What you need to do:
Among the lines below, copy each one in which "name" appears.

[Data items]

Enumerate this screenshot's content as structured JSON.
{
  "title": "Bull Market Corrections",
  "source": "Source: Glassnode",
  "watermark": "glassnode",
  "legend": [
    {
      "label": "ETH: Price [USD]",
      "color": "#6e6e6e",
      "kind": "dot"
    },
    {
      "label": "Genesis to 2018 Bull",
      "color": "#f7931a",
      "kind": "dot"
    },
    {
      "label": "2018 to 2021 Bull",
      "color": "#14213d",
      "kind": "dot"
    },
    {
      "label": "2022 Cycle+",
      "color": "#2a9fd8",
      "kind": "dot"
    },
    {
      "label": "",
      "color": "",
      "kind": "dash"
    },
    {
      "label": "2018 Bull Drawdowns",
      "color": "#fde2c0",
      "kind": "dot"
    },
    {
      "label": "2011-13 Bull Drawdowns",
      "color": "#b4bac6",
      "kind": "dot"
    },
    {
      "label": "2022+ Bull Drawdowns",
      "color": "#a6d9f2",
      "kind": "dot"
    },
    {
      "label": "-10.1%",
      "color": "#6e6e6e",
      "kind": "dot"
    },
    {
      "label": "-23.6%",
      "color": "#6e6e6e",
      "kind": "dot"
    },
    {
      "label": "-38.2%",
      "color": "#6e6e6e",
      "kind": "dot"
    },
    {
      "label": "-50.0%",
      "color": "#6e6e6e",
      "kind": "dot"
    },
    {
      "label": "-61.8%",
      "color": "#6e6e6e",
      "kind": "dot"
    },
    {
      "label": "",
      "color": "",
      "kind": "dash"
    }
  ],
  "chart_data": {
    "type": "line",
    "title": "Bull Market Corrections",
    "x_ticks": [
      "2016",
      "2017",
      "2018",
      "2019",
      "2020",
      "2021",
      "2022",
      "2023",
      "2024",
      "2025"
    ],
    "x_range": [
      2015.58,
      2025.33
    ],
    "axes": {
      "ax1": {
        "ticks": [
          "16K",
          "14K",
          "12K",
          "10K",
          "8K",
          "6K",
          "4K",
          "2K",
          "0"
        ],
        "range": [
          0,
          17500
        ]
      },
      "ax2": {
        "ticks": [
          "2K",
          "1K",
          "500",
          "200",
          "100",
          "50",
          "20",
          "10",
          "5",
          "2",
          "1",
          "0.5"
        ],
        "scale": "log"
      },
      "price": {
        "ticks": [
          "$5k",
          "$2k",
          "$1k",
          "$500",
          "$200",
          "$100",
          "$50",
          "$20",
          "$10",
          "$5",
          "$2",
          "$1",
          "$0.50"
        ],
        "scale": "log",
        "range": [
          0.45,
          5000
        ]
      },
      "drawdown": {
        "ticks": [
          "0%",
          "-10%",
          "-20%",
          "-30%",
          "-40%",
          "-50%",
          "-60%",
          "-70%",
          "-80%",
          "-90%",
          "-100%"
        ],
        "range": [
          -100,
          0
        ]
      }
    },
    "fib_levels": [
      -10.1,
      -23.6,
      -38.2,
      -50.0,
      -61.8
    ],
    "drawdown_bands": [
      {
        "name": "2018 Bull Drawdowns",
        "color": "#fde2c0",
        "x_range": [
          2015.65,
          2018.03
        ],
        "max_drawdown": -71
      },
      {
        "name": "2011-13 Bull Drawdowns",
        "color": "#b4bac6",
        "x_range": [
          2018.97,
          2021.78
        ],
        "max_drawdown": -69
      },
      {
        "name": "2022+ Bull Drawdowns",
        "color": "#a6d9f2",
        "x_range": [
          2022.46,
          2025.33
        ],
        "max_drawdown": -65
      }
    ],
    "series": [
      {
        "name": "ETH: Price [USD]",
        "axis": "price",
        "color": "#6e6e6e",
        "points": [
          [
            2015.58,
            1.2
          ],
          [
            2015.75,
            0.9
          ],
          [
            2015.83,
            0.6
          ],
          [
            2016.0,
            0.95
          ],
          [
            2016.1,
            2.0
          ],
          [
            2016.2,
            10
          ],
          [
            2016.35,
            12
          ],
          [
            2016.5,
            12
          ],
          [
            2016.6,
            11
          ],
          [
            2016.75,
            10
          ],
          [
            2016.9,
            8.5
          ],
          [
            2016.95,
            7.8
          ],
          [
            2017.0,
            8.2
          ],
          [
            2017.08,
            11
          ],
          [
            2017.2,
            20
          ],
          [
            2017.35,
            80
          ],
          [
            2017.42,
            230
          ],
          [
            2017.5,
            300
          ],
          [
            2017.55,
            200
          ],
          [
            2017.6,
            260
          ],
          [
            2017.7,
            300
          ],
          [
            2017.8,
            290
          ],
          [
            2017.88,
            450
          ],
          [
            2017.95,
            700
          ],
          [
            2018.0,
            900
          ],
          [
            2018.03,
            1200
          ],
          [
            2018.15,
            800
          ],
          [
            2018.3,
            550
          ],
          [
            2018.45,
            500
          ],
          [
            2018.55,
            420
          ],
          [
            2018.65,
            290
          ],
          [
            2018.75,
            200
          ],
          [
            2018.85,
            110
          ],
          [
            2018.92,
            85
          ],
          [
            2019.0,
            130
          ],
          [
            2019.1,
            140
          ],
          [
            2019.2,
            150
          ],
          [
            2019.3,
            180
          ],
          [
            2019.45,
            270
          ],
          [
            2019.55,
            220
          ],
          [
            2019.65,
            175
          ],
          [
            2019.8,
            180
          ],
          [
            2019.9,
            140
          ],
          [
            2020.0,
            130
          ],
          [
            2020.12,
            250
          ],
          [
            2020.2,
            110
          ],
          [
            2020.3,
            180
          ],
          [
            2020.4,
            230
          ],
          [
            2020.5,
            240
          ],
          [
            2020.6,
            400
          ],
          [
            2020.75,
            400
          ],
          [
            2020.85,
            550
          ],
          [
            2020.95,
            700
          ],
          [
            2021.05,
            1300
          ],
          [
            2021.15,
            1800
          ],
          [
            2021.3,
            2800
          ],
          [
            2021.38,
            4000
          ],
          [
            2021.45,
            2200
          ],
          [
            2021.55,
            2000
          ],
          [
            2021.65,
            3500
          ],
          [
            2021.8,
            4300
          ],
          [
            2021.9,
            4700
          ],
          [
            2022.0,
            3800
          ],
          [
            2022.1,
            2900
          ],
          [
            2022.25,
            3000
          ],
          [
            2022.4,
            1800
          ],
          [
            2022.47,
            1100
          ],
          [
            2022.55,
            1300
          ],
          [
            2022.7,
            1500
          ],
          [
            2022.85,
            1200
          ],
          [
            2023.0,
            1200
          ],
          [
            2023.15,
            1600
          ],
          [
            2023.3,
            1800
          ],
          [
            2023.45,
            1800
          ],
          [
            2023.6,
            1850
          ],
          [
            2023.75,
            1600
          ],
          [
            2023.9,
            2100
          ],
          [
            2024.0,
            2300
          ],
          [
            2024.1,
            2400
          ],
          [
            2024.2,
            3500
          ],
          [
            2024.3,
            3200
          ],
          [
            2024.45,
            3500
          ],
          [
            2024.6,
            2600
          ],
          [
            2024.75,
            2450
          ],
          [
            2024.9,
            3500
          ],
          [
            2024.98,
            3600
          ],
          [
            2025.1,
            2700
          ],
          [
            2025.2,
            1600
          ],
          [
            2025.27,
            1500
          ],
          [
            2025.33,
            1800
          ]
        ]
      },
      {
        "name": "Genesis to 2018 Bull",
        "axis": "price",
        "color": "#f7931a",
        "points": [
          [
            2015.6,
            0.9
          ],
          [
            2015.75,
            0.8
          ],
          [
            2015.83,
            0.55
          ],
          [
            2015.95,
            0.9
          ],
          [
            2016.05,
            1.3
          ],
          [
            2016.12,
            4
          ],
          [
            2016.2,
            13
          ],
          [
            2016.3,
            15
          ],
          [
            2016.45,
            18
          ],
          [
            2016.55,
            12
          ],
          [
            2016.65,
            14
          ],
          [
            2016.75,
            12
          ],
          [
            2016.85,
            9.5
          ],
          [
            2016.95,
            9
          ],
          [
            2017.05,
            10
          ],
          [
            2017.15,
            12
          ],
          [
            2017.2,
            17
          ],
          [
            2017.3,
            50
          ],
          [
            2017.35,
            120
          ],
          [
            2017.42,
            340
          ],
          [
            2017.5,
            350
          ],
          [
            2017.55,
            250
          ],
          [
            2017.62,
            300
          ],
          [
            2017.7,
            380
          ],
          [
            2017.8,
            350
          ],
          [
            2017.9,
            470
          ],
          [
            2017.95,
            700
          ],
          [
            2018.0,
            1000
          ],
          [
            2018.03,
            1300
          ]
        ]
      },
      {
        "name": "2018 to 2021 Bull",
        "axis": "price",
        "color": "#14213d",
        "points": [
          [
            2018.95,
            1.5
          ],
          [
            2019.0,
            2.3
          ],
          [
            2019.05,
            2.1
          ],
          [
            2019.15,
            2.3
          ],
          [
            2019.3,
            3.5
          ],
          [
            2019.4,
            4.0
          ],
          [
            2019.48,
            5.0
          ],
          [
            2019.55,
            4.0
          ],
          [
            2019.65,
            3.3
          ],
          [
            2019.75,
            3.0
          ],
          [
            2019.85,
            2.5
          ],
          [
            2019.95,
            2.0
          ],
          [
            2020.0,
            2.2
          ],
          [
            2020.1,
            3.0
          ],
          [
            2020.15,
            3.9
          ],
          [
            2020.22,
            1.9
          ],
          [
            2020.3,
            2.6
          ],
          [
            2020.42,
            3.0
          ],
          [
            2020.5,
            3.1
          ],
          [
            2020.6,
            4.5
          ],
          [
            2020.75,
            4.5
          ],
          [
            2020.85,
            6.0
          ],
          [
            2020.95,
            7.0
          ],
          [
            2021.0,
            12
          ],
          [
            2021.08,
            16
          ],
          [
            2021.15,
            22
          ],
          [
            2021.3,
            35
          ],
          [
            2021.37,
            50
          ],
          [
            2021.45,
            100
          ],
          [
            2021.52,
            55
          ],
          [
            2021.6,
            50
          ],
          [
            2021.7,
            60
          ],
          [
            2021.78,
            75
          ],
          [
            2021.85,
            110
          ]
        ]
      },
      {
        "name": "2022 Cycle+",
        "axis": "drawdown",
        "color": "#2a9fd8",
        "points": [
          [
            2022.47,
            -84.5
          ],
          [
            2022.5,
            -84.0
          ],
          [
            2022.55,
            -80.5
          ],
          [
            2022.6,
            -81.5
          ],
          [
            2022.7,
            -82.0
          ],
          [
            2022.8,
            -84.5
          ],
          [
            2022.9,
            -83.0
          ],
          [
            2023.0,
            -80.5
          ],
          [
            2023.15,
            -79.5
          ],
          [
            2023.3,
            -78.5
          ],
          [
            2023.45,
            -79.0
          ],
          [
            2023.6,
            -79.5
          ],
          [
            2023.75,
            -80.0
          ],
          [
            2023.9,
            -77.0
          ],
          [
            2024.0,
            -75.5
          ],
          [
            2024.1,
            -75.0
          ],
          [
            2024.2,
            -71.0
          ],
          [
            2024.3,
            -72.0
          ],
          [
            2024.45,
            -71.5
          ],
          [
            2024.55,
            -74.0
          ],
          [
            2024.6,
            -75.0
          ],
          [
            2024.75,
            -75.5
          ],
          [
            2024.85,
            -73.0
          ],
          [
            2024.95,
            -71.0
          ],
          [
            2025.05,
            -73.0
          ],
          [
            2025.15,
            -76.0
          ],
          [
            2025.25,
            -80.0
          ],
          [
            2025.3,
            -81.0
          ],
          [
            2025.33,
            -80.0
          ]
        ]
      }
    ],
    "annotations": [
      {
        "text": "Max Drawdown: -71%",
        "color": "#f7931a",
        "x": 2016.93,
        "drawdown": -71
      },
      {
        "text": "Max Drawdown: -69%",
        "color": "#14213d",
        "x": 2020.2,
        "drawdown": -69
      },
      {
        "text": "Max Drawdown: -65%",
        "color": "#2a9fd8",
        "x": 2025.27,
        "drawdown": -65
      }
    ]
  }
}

Task output:
        "name": "2018 Bull Drawdowns",
        "name": "2011-13 Bull Drawdowns",
        "name": "2022+ Bull Drawdowns",
        "name": "ETH: Price [USD]",
        "name": "Genesis to 2018 Bull",
        "name": "2018 to 2021 Bull",
        "name": "2022 Cycle+",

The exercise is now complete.